◆ DATA EXCERPTS ◆
►
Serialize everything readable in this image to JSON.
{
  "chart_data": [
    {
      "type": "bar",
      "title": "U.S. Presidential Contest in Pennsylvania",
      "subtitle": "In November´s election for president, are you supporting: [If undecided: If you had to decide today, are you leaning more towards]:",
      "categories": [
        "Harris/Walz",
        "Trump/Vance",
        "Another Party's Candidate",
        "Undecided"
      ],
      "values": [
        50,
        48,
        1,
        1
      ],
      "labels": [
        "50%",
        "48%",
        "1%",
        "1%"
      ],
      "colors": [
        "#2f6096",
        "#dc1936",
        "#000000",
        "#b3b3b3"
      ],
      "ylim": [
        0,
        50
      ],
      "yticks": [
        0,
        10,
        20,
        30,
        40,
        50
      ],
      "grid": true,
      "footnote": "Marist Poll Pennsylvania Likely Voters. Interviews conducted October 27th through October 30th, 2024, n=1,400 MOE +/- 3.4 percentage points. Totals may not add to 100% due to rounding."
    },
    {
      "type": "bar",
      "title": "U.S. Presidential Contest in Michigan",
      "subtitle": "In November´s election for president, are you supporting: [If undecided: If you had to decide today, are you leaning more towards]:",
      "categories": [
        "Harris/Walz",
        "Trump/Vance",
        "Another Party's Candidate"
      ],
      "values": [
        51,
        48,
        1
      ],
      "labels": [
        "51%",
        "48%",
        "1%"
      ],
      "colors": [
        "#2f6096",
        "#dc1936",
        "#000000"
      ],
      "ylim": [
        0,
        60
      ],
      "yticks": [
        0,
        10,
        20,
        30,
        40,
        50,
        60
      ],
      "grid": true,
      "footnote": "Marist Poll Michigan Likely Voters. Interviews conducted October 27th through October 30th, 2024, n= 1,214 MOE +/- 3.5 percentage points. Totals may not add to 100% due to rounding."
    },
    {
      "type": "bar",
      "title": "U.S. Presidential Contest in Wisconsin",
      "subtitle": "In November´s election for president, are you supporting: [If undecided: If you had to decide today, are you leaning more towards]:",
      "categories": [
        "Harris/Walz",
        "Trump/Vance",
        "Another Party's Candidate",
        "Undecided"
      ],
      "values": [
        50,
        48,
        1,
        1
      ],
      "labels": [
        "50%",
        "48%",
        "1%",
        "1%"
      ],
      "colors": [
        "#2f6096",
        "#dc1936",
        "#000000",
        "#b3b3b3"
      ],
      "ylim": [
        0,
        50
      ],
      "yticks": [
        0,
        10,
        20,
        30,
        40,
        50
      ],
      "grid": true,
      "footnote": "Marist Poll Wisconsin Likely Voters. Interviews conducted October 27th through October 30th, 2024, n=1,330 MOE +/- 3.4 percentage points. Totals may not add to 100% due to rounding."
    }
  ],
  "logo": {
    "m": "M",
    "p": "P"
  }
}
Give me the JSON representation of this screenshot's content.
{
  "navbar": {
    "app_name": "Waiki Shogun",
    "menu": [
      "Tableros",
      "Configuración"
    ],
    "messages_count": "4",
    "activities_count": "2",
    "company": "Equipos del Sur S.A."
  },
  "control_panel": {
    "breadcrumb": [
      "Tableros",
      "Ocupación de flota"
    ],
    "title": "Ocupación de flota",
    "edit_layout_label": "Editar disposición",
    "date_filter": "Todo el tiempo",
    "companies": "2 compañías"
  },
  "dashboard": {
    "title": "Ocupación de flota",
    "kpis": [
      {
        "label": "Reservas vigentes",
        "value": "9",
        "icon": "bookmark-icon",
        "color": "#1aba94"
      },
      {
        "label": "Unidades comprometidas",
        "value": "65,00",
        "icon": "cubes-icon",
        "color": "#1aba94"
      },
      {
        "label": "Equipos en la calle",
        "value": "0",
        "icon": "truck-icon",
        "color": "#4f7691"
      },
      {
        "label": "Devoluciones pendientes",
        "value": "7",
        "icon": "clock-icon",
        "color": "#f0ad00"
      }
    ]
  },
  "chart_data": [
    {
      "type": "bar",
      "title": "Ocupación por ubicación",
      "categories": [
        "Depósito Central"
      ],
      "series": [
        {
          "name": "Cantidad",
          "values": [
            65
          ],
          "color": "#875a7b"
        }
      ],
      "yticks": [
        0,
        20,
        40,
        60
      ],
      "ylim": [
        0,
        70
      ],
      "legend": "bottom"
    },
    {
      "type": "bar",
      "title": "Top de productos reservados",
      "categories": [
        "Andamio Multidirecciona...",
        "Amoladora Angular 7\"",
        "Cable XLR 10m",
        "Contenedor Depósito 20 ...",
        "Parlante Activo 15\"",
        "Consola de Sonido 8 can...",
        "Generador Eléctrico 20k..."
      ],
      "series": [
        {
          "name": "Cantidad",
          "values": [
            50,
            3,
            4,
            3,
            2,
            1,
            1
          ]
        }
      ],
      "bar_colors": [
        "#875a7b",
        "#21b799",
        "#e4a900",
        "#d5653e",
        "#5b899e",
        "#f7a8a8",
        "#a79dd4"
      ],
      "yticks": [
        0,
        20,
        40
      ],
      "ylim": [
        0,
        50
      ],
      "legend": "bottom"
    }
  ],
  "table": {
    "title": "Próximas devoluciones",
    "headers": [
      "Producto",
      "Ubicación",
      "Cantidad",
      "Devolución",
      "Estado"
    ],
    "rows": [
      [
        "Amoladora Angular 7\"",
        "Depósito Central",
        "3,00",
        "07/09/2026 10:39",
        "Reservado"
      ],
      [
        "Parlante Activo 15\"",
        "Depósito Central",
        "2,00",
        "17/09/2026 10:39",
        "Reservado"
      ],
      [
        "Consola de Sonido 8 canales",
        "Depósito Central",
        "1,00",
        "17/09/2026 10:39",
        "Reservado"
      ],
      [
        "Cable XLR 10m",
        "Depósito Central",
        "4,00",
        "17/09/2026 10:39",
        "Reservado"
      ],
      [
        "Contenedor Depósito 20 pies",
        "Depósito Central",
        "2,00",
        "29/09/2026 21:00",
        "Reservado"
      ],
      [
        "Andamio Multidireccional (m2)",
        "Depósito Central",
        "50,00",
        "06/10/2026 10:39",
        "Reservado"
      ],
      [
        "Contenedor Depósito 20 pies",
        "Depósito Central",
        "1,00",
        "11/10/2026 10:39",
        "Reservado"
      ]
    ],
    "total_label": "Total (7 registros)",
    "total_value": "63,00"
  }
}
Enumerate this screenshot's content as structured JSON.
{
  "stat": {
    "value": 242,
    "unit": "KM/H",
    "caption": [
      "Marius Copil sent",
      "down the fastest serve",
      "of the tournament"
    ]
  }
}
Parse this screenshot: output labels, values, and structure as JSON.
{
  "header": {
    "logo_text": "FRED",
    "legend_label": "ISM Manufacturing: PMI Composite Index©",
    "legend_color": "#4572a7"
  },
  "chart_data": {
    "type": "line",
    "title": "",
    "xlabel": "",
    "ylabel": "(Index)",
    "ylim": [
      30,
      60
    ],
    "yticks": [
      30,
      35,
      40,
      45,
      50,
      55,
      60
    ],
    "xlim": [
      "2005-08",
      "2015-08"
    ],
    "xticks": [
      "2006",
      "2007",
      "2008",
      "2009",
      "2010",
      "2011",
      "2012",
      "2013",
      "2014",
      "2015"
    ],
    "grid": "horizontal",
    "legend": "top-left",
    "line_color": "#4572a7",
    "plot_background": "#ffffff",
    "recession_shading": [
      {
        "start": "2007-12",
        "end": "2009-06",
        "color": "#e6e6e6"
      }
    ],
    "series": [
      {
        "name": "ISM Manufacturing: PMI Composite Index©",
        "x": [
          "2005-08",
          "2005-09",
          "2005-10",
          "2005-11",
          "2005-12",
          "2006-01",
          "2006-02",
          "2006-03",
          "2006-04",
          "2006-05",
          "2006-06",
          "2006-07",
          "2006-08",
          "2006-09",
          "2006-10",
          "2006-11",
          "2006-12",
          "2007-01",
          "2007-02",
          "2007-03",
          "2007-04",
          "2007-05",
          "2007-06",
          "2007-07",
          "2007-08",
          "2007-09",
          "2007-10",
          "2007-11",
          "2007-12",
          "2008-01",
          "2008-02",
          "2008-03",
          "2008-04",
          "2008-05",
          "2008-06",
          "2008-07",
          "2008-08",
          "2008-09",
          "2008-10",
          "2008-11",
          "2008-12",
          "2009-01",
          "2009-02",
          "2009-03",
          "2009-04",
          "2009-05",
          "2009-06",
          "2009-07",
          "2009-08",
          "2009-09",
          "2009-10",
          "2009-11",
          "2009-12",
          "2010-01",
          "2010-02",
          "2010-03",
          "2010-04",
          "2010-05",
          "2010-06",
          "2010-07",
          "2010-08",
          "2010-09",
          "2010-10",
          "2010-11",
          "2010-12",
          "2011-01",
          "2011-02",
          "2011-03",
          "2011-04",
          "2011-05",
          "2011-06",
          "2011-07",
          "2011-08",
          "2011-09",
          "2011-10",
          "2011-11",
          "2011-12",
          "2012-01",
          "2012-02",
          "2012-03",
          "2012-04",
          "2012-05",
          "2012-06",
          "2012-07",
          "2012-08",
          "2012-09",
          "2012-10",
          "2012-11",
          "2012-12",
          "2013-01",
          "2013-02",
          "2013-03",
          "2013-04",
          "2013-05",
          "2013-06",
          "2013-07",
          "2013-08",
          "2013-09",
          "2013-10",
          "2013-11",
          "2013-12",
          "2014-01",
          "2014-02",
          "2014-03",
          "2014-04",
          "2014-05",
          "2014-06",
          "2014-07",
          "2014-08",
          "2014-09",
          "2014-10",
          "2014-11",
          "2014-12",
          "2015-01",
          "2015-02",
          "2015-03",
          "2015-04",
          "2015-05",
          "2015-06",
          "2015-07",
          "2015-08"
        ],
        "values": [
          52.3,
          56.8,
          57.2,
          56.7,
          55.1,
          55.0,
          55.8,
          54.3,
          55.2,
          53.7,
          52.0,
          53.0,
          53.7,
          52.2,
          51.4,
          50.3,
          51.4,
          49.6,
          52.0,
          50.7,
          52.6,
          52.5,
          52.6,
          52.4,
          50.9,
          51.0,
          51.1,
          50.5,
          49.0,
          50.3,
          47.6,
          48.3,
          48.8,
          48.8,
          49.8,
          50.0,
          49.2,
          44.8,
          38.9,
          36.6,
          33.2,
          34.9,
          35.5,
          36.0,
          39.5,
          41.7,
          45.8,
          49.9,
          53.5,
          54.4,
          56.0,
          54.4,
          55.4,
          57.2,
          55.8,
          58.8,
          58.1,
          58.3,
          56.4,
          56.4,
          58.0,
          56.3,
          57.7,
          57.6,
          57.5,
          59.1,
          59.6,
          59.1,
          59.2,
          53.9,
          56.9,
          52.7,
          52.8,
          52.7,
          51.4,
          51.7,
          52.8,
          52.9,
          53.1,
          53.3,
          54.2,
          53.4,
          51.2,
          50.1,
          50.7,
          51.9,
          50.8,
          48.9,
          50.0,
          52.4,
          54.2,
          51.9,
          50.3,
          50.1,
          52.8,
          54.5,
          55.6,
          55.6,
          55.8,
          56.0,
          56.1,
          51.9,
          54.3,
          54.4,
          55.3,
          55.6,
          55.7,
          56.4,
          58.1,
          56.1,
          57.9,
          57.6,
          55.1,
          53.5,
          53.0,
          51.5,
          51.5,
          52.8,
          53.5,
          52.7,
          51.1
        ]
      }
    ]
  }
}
◄
◆ WHAT IS REQUIRED ◆
Gather up every line in the data above that contains the word "Poll", copying each one.

◆ OUTPUT FOR THIS TASK ◆
      "footnote": "Marist Poll Pennsylvania Likely Voters. Interviews conducted October 27th through October 30th, 2024, n=1,400 MOE +/- 3.4 percentage points. Totals may not add to 100% due to rounding."
      "footnote": "Marist Poll Michigan Likely Voters. Interviews conducted October 27th through October 30th, 2024, n= 1,214 MOE +/- 3.5 percentage points. Totals may not add to 100% due to rounding."
      "footnote": "Marist Poll Wisconsin Likely Voters. Interviews conducted October 27th through October 30th, 2024, n=1,330 MOE +/- 3.4 percentage points. Totals may not add to 100% due to rounding."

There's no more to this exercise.